Passage provided:
***
Just want to share the experience of a migration project. I work in the SAP hosting division of a company as a Netweaver consultant and activities such as go-lives', migrations, restore-recovery etc are very common on our menu. Having been involved in quite a few of these dreadful weekends, I thought it would be a good idea to write a blog about it. So here goes...

Once a customer decides that it wants to move its systems from one datacenter to another or from one hosting provider to another or just for kicks :smile: , this is the point where a migration project begins. Netweaver consultants are required to gather the necessary data and also perform test migrations before the real migration weekend. What exactly do i mean by necessary data?. One example is database size, let's say the source database is 2 TB and the target server has 2TB for the database, 4 months from now (for the real migration) the source database would have grown and we need to take that into account. Another example is custom file systems, we always need to do a thorough inspection of the source server to see if there is anything non-standard and try to replicate the same on the target server.
***
[Element box records]
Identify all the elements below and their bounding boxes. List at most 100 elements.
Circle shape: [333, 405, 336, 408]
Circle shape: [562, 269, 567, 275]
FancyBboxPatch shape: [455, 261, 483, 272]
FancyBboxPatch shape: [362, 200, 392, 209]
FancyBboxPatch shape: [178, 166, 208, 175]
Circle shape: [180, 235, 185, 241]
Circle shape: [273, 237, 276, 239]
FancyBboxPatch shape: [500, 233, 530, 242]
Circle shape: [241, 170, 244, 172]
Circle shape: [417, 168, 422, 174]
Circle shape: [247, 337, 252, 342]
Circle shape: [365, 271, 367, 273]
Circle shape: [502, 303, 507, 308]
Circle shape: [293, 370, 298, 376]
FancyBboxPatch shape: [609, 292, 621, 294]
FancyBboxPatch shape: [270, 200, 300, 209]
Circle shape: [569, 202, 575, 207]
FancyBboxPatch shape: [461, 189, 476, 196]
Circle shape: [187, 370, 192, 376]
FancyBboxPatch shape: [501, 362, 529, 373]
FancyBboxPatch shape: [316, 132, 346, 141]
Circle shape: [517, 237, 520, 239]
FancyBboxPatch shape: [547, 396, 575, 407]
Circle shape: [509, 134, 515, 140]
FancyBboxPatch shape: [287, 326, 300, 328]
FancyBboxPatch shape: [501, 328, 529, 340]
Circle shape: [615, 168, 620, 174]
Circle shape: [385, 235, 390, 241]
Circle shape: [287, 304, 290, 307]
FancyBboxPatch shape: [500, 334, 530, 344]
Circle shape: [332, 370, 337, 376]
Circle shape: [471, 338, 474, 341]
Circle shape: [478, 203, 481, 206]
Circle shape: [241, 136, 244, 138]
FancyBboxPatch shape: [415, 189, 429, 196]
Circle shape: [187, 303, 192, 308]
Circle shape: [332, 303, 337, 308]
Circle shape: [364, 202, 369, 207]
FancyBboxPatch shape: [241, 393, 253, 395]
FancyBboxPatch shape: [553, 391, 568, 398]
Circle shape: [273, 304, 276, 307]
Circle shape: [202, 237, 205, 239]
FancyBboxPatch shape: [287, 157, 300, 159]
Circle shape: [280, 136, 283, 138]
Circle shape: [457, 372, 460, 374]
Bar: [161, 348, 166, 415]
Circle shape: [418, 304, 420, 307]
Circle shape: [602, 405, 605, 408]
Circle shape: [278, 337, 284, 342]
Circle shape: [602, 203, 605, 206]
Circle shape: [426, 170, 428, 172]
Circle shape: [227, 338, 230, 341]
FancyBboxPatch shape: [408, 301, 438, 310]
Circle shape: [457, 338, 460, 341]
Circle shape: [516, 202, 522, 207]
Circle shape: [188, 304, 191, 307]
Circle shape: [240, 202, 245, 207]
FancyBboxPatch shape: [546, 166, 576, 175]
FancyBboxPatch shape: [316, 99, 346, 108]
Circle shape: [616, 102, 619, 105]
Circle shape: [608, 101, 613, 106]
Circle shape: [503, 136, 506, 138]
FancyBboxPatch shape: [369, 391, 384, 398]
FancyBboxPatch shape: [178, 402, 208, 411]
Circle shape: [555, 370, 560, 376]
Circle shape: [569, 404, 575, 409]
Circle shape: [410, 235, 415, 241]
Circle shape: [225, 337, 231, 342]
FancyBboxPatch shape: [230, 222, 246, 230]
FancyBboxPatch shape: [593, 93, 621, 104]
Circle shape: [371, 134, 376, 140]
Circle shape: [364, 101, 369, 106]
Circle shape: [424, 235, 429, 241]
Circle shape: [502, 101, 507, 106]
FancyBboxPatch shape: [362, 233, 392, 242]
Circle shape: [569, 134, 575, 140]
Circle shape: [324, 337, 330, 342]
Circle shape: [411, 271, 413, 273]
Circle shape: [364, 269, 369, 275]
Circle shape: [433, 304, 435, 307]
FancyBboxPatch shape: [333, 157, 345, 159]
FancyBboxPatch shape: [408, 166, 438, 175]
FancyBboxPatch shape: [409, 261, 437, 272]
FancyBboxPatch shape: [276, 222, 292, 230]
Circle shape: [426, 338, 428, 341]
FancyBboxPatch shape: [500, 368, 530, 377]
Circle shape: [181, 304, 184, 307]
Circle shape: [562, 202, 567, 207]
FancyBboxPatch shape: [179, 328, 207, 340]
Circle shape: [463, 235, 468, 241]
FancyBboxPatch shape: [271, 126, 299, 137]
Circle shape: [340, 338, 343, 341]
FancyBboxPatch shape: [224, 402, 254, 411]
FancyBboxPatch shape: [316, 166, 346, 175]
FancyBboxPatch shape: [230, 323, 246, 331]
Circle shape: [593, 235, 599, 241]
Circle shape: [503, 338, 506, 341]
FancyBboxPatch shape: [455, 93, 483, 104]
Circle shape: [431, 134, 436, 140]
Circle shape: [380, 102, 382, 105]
***
Reproduce the stretch of the SAP migration text from "Just want to" through "So here goes...".

Just want to share the experience of a migration project. I work in the SAP hosting division of a company as a Netweaver consultant and activities such as go-lives', migrations, restore-recovery etc are very common on our menu. Having been involved in quite a few of these dreadful weekends, I thought it would be a good idea to write a blog about it. So here goes...